Of the lines listed below, how many contain the string "Profit"? Answer with the number alone.

Figure record listings
* start *

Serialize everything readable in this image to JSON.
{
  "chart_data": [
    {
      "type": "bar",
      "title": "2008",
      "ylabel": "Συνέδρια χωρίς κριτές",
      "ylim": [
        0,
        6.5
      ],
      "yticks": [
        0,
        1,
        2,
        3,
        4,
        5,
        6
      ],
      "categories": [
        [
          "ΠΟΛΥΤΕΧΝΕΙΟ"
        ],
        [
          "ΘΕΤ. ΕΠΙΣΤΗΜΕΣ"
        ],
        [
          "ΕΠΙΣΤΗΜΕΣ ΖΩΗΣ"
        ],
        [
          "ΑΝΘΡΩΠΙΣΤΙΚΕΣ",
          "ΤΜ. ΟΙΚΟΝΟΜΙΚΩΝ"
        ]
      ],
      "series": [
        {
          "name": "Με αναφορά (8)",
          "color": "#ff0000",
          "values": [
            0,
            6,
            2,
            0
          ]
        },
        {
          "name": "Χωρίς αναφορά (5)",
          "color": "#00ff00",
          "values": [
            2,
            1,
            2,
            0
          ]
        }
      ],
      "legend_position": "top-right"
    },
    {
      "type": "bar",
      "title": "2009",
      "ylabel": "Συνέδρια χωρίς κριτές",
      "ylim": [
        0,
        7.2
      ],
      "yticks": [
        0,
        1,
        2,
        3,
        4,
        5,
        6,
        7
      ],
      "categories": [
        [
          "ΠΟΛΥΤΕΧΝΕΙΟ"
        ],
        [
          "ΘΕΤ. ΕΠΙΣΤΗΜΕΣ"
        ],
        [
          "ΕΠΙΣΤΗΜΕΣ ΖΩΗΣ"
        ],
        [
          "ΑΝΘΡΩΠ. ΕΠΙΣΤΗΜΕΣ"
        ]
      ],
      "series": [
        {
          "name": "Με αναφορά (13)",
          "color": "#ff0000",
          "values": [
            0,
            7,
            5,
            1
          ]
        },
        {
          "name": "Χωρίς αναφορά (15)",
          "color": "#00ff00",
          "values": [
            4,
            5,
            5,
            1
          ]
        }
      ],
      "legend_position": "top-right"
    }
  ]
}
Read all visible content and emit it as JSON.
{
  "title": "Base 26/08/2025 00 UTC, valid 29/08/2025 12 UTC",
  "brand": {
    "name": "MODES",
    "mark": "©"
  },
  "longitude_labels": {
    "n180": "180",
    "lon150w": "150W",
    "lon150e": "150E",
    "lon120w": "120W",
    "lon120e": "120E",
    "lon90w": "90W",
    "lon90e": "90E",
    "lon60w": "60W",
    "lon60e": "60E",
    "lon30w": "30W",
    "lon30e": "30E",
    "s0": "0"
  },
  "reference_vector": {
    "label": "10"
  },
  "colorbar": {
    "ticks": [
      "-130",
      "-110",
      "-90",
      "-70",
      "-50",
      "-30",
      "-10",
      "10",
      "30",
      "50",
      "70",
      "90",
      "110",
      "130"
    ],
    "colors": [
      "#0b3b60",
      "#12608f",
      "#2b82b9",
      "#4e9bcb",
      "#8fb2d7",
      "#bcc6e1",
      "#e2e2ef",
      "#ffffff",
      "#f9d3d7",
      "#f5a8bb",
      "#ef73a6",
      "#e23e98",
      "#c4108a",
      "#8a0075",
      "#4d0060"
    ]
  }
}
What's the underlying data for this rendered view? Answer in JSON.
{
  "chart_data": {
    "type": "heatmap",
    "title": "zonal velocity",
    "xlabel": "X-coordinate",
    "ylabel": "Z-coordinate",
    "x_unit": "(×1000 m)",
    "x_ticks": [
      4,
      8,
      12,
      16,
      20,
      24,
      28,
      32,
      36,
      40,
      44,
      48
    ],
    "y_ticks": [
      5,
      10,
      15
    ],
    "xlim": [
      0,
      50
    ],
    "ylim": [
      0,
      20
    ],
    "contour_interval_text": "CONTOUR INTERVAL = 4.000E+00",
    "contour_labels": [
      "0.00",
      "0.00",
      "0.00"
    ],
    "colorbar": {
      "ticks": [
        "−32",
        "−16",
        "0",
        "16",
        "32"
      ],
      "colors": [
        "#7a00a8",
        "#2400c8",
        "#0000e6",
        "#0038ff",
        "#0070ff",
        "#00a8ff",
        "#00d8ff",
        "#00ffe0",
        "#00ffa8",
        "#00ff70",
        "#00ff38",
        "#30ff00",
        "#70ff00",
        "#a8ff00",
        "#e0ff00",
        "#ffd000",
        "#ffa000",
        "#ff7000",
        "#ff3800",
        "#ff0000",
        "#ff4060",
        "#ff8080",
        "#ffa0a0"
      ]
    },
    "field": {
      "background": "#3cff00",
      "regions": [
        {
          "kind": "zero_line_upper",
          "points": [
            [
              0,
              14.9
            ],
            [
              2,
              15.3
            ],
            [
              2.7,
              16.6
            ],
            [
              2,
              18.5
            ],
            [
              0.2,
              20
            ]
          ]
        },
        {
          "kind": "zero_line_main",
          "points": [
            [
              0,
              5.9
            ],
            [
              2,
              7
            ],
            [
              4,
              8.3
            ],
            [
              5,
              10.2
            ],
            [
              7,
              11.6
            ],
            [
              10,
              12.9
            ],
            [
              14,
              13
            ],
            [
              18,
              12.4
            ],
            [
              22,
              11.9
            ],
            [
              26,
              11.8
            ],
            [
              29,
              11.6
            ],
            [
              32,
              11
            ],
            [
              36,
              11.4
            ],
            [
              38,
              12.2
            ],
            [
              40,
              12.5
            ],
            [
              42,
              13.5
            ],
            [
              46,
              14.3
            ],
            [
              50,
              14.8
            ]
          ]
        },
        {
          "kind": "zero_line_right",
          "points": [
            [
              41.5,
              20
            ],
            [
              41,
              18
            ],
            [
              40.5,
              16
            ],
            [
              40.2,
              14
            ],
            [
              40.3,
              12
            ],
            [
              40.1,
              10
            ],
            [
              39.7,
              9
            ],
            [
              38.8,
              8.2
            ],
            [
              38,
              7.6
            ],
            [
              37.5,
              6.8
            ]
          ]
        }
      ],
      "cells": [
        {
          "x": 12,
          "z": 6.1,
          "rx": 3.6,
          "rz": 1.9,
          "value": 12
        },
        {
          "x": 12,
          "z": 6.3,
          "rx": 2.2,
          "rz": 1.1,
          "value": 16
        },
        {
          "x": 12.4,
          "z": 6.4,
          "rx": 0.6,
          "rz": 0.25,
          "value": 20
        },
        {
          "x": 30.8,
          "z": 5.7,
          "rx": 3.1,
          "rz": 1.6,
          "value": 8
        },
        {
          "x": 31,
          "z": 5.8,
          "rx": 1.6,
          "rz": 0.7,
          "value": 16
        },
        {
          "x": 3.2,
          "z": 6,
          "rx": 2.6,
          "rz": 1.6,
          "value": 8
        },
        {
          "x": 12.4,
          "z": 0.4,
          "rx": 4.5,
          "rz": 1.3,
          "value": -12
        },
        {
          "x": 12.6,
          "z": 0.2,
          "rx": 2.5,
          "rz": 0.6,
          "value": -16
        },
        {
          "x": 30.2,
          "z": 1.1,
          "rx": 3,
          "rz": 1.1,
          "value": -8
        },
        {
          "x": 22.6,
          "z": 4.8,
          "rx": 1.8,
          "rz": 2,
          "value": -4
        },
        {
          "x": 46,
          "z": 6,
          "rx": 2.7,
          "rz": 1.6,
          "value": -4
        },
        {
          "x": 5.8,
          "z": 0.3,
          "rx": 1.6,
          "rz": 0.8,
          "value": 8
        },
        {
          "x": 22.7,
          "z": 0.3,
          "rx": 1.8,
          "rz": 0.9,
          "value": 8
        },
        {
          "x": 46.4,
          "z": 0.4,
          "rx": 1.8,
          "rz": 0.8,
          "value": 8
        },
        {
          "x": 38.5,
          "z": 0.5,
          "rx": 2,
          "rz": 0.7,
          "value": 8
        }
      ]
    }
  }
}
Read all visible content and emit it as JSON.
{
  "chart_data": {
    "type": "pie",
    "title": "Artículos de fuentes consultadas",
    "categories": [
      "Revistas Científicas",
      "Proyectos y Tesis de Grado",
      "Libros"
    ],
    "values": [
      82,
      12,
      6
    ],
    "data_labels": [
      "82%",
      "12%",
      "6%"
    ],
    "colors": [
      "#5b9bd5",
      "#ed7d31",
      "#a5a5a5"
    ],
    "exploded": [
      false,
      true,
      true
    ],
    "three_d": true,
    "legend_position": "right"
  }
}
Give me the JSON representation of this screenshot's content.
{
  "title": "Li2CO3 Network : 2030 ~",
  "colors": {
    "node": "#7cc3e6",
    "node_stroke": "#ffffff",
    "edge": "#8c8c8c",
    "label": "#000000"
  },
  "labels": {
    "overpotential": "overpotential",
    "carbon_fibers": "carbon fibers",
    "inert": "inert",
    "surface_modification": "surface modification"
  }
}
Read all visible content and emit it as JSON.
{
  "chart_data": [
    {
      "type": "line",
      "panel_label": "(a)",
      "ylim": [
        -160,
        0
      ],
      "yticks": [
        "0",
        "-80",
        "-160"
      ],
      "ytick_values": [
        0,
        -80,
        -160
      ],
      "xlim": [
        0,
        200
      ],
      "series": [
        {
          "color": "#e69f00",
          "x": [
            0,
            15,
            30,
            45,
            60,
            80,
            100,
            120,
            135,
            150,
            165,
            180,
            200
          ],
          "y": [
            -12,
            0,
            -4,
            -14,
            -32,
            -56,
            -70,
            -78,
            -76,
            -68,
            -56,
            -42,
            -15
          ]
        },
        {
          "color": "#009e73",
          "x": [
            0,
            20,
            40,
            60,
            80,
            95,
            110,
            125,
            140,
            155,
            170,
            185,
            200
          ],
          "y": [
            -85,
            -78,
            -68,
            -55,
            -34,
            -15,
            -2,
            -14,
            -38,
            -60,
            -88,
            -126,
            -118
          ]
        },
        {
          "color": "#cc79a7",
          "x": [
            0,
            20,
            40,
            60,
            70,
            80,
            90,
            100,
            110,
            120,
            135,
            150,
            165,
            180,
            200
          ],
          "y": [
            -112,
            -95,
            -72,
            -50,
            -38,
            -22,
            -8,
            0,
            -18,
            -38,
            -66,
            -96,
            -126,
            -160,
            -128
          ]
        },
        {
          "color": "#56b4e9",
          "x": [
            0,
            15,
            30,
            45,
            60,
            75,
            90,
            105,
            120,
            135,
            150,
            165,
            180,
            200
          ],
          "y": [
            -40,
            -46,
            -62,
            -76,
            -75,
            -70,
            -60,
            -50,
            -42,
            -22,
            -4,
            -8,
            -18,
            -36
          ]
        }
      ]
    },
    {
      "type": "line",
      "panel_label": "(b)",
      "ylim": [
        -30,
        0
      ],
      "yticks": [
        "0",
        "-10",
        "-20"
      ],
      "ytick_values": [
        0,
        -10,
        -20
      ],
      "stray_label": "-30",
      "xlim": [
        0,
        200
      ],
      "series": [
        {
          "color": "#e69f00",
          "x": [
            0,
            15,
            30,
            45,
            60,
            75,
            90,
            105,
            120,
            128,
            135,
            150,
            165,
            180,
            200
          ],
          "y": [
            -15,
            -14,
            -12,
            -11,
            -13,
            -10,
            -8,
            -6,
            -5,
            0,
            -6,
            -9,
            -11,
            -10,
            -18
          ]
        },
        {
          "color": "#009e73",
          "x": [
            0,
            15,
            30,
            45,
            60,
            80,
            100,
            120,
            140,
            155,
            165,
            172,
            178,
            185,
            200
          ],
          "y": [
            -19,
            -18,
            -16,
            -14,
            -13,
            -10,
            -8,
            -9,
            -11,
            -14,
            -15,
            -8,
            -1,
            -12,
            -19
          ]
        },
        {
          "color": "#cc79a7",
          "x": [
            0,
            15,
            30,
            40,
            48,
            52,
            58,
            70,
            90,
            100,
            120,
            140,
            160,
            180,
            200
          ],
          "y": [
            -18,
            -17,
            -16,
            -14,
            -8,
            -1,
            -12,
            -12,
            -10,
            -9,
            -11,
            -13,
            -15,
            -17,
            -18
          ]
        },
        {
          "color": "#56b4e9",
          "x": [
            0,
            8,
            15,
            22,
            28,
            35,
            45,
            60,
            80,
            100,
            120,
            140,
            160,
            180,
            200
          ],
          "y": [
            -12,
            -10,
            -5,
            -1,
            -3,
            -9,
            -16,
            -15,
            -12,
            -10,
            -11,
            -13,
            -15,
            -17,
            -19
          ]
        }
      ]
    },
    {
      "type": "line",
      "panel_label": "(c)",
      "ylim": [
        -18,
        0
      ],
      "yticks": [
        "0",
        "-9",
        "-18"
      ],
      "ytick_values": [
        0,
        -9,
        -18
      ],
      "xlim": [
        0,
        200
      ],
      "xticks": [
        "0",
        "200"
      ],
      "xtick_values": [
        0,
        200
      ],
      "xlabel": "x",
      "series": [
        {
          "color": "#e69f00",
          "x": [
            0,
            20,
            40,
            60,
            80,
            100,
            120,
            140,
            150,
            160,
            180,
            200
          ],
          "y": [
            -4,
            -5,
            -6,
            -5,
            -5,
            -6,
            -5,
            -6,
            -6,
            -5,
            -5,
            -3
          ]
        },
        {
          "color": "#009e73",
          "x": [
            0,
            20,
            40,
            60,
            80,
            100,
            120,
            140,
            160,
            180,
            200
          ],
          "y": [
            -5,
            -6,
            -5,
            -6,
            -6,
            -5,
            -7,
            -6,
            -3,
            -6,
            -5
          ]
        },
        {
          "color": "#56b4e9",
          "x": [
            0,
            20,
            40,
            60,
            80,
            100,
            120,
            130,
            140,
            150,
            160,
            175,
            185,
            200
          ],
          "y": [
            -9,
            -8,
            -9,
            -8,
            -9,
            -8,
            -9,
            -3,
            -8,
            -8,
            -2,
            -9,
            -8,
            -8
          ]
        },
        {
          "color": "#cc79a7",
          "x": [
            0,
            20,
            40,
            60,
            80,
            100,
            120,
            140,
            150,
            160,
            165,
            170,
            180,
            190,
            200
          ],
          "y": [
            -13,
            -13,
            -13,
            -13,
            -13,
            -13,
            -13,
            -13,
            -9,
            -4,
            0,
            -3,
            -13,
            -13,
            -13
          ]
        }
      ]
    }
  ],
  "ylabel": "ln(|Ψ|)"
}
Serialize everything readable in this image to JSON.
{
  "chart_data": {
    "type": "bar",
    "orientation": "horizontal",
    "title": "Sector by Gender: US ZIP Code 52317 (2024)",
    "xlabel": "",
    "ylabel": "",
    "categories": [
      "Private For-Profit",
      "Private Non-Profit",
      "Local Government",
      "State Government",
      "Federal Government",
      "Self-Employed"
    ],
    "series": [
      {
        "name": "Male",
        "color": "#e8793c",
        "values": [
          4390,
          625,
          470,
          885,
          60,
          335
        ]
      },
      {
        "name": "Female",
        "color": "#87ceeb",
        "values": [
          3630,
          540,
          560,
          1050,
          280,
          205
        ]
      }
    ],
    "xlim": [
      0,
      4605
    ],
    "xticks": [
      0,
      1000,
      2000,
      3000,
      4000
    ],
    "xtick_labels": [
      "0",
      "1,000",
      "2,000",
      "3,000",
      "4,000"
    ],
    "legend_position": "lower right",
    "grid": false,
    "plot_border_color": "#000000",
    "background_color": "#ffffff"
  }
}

* end *

**TASK OUTPUT**
2